- **GOAL OF THE EXERCISE**:
Go through the records and give each one again exactly.

#### GIVEN RECORDS

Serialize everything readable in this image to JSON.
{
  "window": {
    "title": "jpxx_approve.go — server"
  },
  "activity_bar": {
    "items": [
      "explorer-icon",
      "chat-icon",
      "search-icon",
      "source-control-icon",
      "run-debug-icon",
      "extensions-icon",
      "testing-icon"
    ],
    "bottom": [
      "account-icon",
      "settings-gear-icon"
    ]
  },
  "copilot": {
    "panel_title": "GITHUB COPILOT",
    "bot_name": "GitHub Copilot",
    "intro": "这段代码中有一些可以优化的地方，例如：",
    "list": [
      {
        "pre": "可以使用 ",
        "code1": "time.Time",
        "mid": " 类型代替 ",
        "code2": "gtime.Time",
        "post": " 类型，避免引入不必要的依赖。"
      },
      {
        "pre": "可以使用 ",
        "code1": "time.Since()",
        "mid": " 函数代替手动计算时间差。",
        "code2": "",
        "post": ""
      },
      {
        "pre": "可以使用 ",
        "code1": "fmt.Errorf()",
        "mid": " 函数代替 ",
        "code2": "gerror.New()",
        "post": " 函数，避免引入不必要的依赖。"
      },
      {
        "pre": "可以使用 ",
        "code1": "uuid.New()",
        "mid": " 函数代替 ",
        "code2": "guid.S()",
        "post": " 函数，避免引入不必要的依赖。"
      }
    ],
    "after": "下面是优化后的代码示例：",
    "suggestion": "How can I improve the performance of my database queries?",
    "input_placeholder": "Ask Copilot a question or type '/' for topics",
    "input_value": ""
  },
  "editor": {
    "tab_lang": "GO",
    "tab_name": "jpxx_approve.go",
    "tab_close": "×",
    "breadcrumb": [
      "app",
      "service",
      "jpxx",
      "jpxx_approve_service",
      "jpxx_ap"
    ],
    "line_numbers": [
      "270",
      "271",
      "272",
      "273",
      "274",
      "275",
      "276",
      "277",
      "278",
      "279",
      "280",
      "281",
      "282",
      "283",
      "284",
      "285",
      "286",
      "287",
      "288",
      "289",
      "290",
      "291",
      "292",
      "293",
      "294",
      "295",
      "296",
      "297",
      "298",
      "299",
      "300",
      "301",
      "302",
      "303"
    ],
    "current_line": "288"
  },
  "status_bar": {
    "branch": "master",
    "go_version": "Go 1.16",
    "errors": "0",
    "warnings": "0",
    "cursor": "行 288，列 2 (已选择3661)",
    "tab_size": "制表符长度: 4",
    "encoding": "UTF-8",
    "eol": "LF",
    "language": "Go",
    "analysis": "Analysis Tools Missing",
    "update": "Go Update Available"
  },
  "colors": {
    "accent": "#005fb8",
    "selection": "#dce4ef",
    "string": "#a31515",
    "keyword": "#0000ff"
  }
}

########

- **OUTPUT OF THE TASK**:
Serialize everything readable in this image to JSON.
{
  "window": {
    "title": "jpxx_approve.go — server"
  },
  "activity_bar": {
    "items": [
      "explorer-icon",
      "chat-icon",
      "search-icon",
      "source-control-icon",
      "run-debug-icon",
      "extensions-icon",
      "testing-icon"
    ],
    "bottom": [
      "account-icon",
      "settings-gear-icon"
    ]
  },
  "copilot": {
    "panel_title": "GITHUB COPILOT",
    "bot_name": "GitHub Copilot",
    "intro": "这段代码中有一些可以优化的地方，例如：",
    "list": [
      {
        "pre": "可以使用 ",
        "code1": "time.Time",
        "mid": " 类型代替 ",
        "code2": "gtime.Time",
        "post": " 类型，避免引入不必要的依赖。"
      },
      {
        "pre": "可以使用 ",
        "code1": "time.Since()",
        "mid": " 函数代替手动计算时间差。",
        "code2": "",
        "post": ""
      },
      {
        "pre": "可以使用 ",
        "code1": "fmt.Errorf()",
        "mid": " 函数代替 ",
        "code2": "gerror.New()",
        "post": " 函数，避免引入不必要的依赖。"
      },
      {
        "pre": "可以使用 ",
        "code1": "uuid.New()",
        "mid": " 函数代替 ",
        "code2": "guid.S()",
        "post": " 函数，避免引入不必要的依赖。"
      }
    ],
    "after": "下面是优化后的代码示例：",
    "suggestion": "How can I improve the performance of my database queries?",
    "input_placeholder": "Ask Copilot a question or type '/' for topics",
    "input_value": ""
  },
  "editor": {
    "tab_lang": "GO",
    "tab_name": "jpxx_approve.go",
    "tab_close": "×",
    "breadcrumb": [
      "app",
      "service",
      "jpxx",
      "jpxx_approve_service",
      "jpxx_ap"
    ],
    "line_numbers": [
      "270",
      "271",
      "272",
      "273",
      "274",
      "275",
      "276",
      "277",
      "278",
      "279",
      "280",
      "281",
      "282",
      "283",
      "284",
      "285",
      "286",
      "287",
      "288",
      "289",
      "290",
      "291",
      "292",
      "293",
      "294",
      "295",
      "296",
      "297",
      "298",
      "299",
      "300",
      "301",
      "302",
      "303"
    ],
    "current_line": "288"
  },
  "status_bar": {
    "branch": "master",
    "go_version": "Go 1.16",
    "errors": "0",
    "warnings": "0",
    "cursor": "行 288，列 2 (已选择3661)",
    "tab_size": "制表符长度: 4",
    "encoding": "UTF-8",
    "eol": "LF",
    "language": "Go",
    "analysis": "Analysis Tools Missing",
    "update": "Go Update Available"
  },
  "colors": {
    "accent": "#005fb8",
    "selection": "#dce4ef",
    "string": "#a31515",
    "keyword": "#0000ff"
  }
}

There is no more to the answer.